Stored entries:
%%
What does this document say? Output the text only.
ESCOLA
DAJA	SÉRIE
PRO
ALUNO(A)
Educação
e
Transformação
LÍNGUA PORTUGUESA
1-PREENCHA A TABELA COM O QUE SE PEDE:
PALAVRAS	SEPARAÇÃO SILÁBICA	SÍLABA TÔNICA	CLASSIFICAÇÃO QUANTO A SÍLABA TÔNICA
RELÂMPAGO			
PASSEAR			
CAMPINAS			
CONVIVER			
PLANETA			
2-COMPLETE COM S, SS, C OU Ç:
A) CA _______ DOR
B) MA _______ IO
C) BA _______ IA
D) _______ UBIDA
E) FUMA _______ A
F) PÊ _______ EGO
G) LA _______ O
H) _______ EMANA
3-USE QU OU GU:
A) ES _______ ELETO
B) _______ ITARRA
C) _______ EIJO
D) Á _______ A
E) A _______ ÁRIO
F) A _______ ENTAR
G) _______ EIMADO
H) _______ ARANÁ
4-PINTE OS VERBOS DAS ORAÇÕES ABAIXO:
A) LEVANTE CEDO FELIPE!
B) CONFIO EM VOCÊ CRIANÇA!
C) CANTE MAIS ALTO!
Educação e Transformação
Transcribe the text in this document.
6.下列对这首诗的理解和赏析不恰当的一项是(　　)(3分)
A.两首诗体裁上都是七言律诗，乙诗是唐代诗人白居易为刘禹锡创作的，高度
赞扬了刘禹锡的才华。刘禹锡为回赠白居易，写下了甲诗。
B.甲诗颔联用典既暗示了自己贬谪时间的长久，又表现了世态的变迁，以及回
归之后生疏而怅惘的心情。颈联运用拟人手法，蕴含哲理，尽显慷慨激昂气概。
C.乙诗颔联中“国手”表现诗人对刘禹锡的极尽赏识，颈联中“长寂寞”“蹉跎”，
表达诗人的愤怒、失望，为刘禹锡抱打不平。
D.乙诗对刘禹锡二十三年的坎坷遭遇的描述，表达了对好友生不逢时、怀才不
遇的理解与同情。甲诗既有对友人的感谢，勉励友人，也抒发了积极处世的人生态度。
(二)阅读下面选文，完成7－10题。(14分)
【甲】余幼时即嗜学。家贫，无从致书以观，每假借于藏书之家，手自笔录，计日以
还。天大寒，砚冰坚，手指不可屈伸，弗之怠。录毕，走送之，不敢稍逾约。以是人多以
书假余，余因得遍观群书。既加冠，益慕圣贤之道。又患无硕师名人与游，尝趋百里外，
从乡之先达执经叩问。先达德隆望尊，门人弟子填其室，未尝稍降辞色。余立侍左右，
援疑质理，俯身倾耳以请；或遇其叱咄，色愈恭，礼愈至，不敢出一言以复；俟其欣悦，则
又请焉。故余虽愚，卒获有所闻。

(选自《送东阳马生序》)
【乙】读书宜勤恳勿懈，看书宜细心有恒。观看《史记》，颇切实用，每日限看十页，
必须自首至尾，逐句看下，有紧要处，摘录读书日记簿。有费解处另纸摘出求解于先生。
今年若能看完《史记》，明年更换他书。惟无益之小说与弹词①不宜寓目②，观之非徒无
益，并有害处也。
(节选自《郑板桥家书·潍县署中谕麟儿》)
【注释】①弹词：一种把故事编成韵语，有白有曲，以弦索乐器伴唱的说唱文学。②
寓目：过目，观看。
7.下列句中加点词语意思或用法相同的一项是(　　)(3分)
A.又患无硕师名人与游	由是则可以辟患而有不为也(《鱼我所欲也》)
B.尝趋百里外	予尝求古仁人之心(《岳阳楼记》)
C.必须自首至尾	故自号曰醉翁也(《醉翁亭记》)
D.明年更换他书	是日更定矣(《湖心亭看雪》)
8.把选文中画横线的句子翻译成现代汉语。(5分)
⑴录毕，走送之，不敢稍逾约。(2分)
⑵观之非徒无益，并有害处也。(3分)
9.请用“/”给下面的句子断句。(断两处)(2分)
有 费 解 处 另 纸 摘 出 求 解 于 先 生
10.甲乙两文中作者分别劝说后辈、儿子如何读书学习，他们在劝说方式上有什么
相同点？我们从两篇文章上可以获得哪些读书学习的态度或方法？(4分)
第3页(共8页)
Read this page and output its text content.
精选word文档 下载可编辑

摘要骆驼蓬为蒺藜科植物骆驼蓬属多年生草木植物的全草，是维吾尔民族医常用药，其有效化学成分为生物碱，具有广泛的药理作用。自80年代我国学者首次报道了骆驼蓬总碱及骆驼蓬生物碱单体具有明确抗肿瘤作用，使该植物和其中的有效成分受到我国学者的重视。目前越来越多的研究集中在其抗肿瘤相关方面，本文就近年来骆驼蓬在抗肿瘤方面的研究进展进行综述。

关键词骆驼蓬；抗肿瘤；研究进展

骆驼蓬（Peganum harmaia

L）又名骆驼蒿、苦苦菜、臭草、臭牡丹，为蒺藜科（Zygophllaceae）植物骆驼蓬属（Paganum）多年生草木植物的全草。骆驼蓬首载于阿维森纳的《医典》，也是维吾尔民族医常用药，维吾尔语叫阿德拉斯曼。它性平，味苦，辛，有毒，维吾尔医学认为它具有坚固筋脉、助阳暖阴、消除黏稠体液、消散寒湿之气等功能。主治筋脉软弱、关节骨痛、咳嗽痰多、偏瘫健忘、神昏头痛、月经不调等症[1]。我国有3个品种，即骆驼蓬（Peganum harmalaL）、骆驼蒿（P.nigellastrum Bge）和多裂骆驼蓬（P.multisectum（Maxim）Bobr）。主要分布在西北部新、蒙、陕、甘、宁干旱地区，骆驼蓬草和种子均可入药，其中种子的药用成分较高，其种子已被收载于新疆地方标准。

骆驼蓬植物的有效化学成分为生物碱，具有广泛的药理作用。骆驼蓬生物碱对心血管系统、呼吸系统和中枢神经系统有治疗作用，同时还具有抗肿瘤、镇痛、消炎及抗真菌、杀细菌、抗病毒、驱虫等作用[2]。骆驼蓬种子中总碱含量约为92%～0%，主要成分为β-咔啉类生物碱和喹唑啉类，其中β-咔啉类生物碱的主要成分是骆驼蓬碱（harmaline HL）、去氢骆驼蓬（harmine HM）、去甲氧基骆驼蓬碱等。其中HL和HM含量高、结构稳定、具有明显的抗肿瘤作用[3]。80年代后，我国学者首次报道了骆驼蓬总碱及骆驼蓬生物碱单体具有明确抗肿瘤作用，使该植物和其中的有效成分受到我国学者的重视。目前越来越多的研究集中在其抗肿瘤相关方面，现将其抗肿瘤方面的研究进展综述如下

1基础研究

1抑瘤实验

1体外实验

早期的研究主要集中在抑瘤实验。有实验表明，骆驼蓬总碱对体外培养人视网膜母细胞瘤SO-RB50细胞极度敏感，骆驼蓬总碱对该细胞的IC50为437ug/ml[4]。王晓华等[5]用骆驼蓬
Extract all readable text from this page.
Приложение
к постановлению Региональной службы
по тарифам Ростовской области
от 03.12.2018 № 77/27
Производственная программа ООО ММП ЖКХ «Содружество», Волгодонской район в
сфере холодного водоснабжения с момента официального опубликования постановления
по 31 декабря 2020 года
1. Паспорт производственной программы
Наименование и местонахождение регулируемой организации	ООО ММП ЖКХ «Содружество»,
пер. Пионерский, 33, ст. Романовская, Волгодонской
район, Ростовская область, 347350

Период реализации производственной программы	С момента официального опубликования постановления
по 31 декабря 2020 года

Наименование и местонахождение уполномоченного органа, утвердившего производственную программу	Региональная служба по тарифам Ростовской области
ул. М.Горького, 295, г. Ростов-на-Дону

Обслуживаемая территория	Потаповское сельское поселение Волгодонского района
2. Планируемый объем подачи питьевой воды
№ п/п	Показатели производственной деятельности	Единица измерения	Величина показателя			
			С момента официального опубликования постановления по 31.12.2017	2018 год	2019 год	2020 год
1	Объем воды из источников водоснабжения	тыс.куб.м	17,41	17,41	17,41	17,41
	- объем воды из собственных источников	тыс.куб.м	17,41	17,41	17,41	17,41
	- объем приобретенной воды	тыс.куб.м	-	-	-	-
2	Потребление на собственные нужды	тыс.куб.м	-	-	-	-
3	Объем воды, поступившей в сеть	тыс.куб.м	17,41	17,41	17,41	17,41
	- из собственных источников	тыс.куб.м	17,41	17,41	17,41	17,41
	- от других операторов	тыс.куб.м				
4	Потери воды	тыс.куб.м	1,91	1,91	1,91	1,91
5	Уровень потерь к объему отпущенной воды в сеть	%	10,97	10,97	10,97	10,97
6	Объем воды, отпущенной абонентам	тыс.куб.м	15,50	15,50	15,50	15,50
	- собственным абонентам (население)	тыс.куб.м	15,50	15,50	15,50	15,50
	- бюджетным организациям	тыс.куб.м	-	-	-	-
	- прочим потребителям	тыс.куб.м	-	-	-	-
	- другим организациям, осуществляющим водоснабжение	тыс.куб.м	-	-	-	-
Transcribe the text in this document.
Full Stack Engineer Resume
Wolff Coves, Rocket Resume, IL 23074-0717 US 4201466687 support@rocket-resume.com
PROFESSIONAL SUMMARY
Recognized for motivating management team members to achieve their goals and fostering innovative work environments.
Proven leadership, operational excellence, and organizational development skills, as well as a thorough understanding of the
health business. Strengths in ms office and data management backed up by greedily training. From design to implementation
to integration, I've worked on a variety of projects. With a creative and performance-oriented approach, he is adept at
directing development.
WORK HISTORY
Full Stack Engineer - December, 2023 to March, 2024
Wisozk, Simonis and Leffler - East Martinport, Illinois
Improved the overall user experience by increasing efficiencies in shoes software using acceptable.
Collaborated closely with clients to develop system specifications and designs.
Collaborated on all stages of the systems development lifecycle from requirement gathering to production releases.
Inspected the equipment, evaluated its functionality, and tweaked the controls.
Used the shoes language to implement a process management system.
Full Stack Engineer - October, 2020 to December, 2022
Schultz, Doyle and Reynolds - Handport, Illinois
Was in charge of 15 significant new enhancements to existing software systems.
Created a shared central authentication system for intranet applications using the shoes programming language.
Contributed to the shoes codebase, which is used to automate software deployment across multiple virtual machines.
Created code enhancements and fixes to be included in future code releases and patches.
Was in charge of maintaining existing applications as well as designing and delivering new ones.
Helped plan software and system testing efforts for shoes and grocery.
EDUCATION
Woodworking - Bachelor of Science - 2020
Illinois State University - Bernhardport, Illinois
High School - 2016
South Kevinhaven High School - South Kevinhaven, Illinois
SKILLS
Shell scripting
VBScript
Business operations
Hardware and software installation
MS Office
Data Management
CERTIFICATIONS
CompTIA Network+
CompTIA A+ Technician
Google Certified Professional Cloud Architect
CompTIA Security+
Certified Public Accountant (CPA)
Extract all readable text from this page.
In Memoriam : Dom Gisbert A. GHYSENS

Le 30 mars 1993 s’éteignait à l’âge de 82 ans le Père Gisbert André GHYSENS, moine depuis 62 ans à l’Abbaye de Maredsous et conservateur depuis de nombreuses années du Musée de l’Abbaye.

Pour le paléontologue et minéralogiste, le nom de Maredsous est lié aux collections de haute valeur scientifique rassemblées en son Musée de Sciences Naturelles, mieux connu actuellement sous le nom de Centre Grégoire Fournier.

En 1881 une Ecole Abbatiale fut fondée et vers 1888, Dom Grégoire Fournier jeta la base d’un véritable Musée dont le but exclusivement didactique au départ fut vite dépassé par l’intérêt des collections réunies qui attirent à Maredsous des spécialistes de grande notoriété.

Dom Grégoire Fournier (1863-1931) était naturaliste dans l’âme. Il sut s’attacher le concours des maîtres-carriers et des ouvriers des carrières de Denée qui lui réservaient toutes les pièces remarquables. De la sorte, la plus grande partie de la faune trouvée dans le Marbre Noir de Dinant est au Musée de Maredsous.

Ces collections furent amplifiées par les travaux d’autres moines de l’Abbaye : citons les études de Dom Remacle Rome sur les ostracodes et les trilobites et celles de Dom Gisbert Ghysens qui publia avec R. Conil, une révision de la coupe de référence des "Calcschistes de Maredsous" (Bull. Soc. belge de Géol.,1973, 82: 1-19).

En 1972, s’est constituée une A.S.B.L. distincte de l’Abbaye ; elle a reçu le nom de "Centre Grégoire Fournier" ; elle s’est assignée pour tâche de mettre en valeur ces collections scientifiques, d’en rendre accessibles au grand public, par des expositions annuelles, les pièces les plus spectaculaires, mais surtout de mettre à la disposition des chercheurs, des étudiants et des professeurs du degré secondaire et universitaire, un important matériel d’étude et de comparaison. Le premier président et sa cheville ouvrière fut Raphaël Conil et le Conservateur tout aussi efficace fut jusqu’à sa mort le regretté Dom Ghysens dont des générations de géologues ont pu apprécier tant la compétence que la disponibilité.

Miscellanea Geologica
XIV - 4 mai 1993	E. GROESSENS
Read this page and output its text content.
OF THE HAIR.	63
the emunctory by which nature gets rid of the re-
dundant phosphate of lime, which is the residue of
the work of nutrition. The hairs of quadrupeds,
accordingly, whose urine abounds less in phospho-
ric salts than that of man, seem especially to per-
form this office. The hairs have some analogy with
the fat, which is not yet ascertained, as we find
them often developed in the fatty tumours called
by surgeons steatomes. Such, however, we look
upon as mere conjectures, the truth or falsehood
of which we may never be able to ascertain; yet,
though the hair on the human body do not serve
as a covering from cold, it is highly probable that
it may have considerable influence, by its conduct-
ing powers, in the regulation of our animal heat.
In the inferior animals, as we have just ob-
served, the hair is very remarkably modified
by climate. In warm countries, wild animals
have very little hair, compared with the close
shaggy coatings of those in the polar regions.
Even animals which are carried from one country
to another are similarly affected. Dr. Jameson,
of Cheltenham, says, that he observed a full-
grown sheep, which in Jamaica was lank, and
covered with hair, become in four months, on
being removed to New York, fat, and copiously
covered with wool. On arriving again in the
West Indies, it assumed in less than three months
%%
PROBLEM TO SOLVE:
Copy each line of the listing that includes "目前越来越多的研究集中在其抗肿瘤相关方面".

EXPECTED OUTPUT:
摘要骆驼蓬为蒺藜科植物骆驼蓬属多年生草木植物的全草，是维吾尔民族医常用药，其有效化学成分为生物碱，具有广泛的药理作用。自80年代我国学者首次报道了骆驼蓬总碱及骆驼蓬生物碱单体具有明确抗肿瘤作用，使该植物和其中的有效成分受到我国学者的重视。目前越来越多的研究集中在其抗肿瘤相关方面，本文就近年来骆驼蓬在抗肿瘤方面的研究进展进行综述。
骆驼蓬植物的有效化学成分为生物碱，具有广泛的药理作用。骆驼蓬生物碱对心血管系统、呼吸系统和中枢神经系统有治疗作用，同时还具有抗肿瘤、镇痛、消炎及抗真菌、杀细菌、抗病毒、驱虫等作用[2]。骆驼蓬种子中总碱含量约为92%～0%，主要成分为β-咔啉类生物碱和喹唑啉类，其中β-咔啉类生物碱的主要成分是骆驼蓬碱（harmaline HL）、去氢骆驼蓬（harmine HM）、去甲氧基骆驼蓬碱等。其中HL和HM含量高、结构稳定、具有明显的抗肿瘤作用[3]。80年代后，我国学者首次报道了骆驼蓬总碱及骆驼蓬生物碱单体具有明确抗肿瘤作用，使该植物和其中的有效成分受到我国学者的重视。目前越来越多的研究集中在其抗肿瘤相关方面，现将其抗肿瘤方面的研究进展综述如下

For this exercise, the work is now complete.